**Tasks and exercises:**
1: Render this sentence from the Nampohang Line article below in Spanish: "The line was opened by the Korean State Railway after the end of the Korean War to serve glass factories and shipbuilders located in the area."
2: Using the Nampohang Line article below, answer each question briefly:
(a) What is the length of the line?
(b) What electrification does the line use?
(c) Which line is Sinnamp'o on?
3: For each statement, decide whether the Nampohang Line article below supports it. Answer yes or no, and quote the words from the article that settle it.
(a) The line is double-tracked.
(b) The line carries freight.
(c) The line is built to standard gauge.

**Article:**
▽

Overview
- Native name: 남포항선 (南浦港線)
- Status: Operational
- Owner: Korean State Railway
- Locale: Namp'o-tŭkp'yŏlsi
- Termini: Sinnamp'o; Namp'ohang;
- Stations: 2

Service
- Type: Heavy rail, Freight rail
- Operator: Korean State Railway

History
- Opened: after 1953

Technical
- Line length: 8.8 km (5.5 mi)
- Number of tracks: Single track
- Track gauge: 1,435 mm (4 ft 8+1⁄2 in) standard gauge
- Electrification: 3000 V DC Catenary

= Nampohang Line =

Railway in Namp'o, North Korea

The Namp'ohang Line, or Namp'o Port Line, is an electrified secondary railway line of the Korean State Railway in Namp'o Special City, North Korea, from Sinnamp'o on the P'yŏngnam Line to Namp'ohang.

==History==
The line was opened by the Korean State Railway after the end of the Korean War to serve glass factories and shipbuilders located in the area.

△

**Layout coordinate data:**
▽

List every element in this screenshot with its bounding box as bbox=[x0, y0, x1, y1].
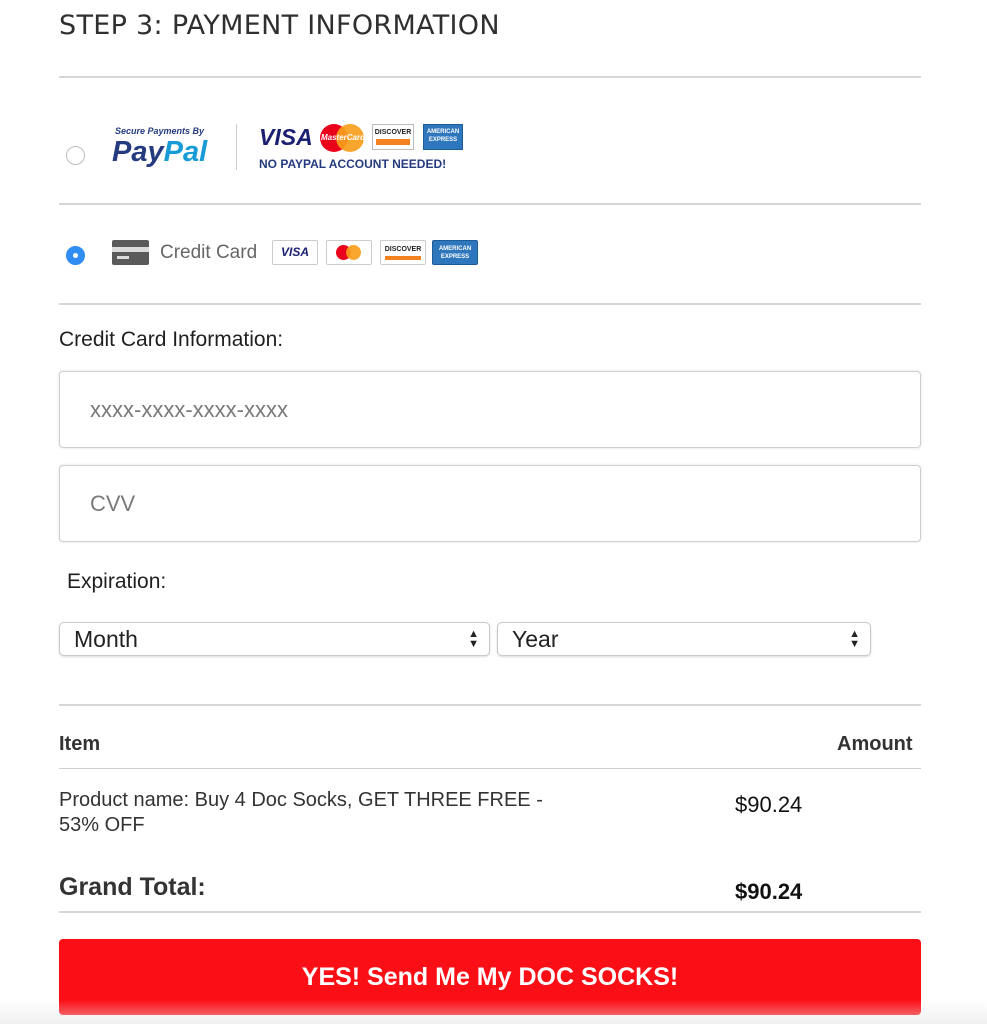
expiration-label: Expiration: bbox=[67, 570, 167, 593]
credit-card-icon bbox=[112, 240, 149, 265]
paypal-secure-text: Secure Payments By bbox=[115, 126, 205, 136]
discover-logo: DISCOVER bbox=[372, 124, 414, 150]
amex-logo: AMERICAN EXPRESS bbox=[432, 240, 478, 265]
credit-card-radio[interactable] bbox=[66, 246, 85, 265]
paypal-logo: PayPal bbox=[112, 136, 208, 168]
card-info-label: Credit Card Information: bbox=[59, 328, 284, 351]
submit-order-button[interactable]: YES! Send Me My DOC SOCKS! bbox=[59, 939, 921, 1015]
card-number-input[interactable] bbox=[59, 371, 921, 448]
amex-logo: AMERICAN EXPRESS bbox=[423, 124, 463, 150]
grand-total-value: $90.24 bbox=[735, 879, 803, 904]
select-arrows-icon: ▲ ▼ bbox=[468, 628, 479, 650]
table-header-item: Item bbox=[59, 733, 101, 755]
discover-logo: DISCOVER bbox=[380, 240, 426, 265]
divider bbox=[59, 704, 921, 706]
product-amount: $90.24 bbox=[735, 792, 803, 817]
month-select[interactable]: Month ▲ ▼ bbox=[59, 622, 490, 656]
year-select[interactable]: Year ▲ ▼ bbox=[497, 622, 871, 656]
paypal-note: NO PAYPAL ACCOUNT NEEDED! bbox=[259, 157, 447, 171]
visa-logo: VISA bbox=[272, 240, 318, 265]
divider bbox=[59, 303, 921, 305]
divider bbox=[59, 76, 921, 78]
year-select-value: Year bbox=[512, 626, 559, 652]
select-arrows-icon: ▲ ▼ bbox=[849, 628, 860, 650]
divider bbox=[59, 911, 921, 913]
visa-logo: VISA bbox=[259, 124, 313, 150]
page-title: STEP 3: PAYMENT INFORMATION bbox=[59, 10, 500, 41]
divider bbox=[59, 203, 921, 205]
product-name: Product name: Buy 4 Doc Socks, GET THREE… bbox=[59, 789, 543, 836]
paypal-separator bbox=[236, 124, 237, 170]
grand-total-label: Grand Total: bbox=[59, 873, 206, 901]
mastercard-logo: MasterCard bbox=[320, 124, 366, 152]
divider bbox=[59, 768, 921, 769]
cvv-input[interactable] bbox=[59, 465, 921, 542]
paypal-radio[interactable] bbox=[66, 146, 85, 165]
month-select-value: Month bbox=[74, 626, 138, 652]
mastercard-logo bbox=[326, 240, 372, 265]
table-header-amount: Amount bbox=[837, 733, 913, 755]
credit-card-label: Credit Card bbox=[160, 242, 258, 263]
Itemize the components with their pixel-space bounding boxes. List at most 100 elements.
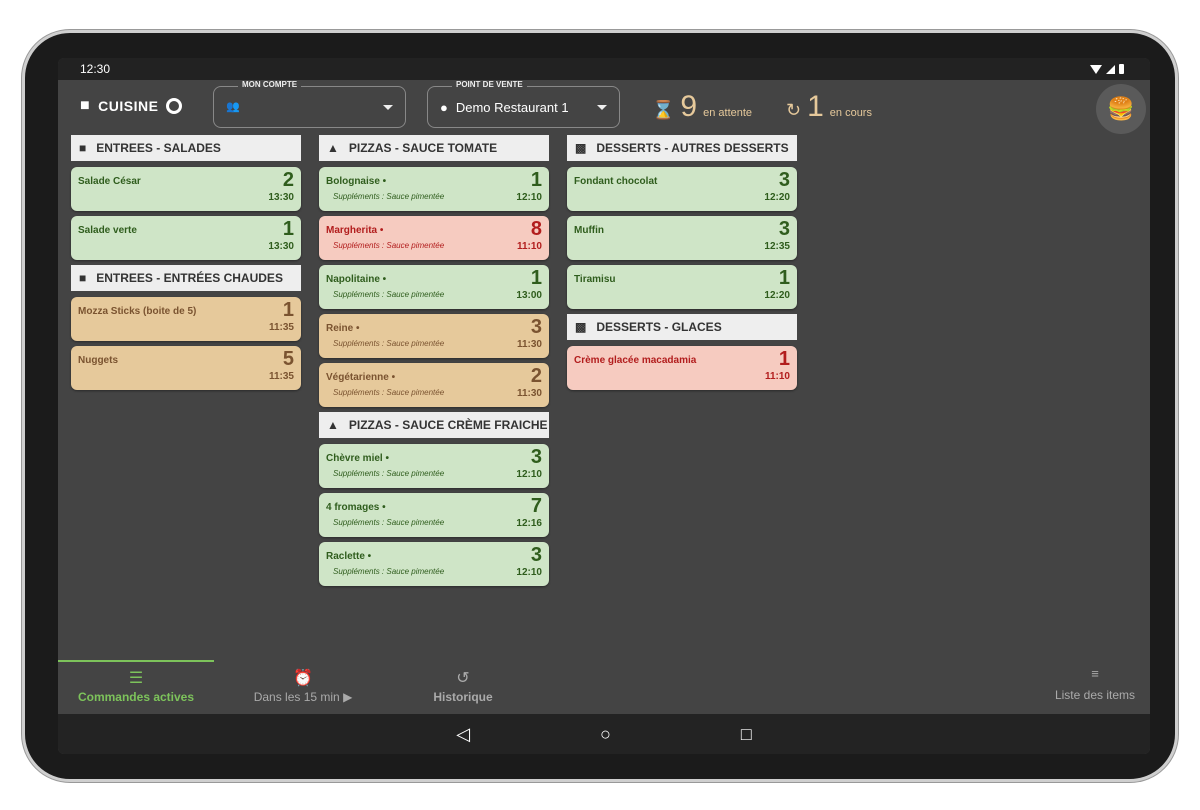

△

**Worked solutions:**
1: La línea fue inaugurada por el Ferrocarril Estatal de Corea después del fin de la Guerra de Corea para dar servicio a las fábricas de vidrio y a los constructores navales situados en la zona.

2:
(a) 8.8 km (5.5 mi)
(b) 3000 V DC catenary
(c) The P'yŏngnam Line

3:
(a) No: "Number of tracks: Single track"
(b) Yes: "Type: Heavy rail, Freight rail"
(c) Yes: "Track gauge: 1,435 mm (4 ft 8+1⁄2 in) standard gauge"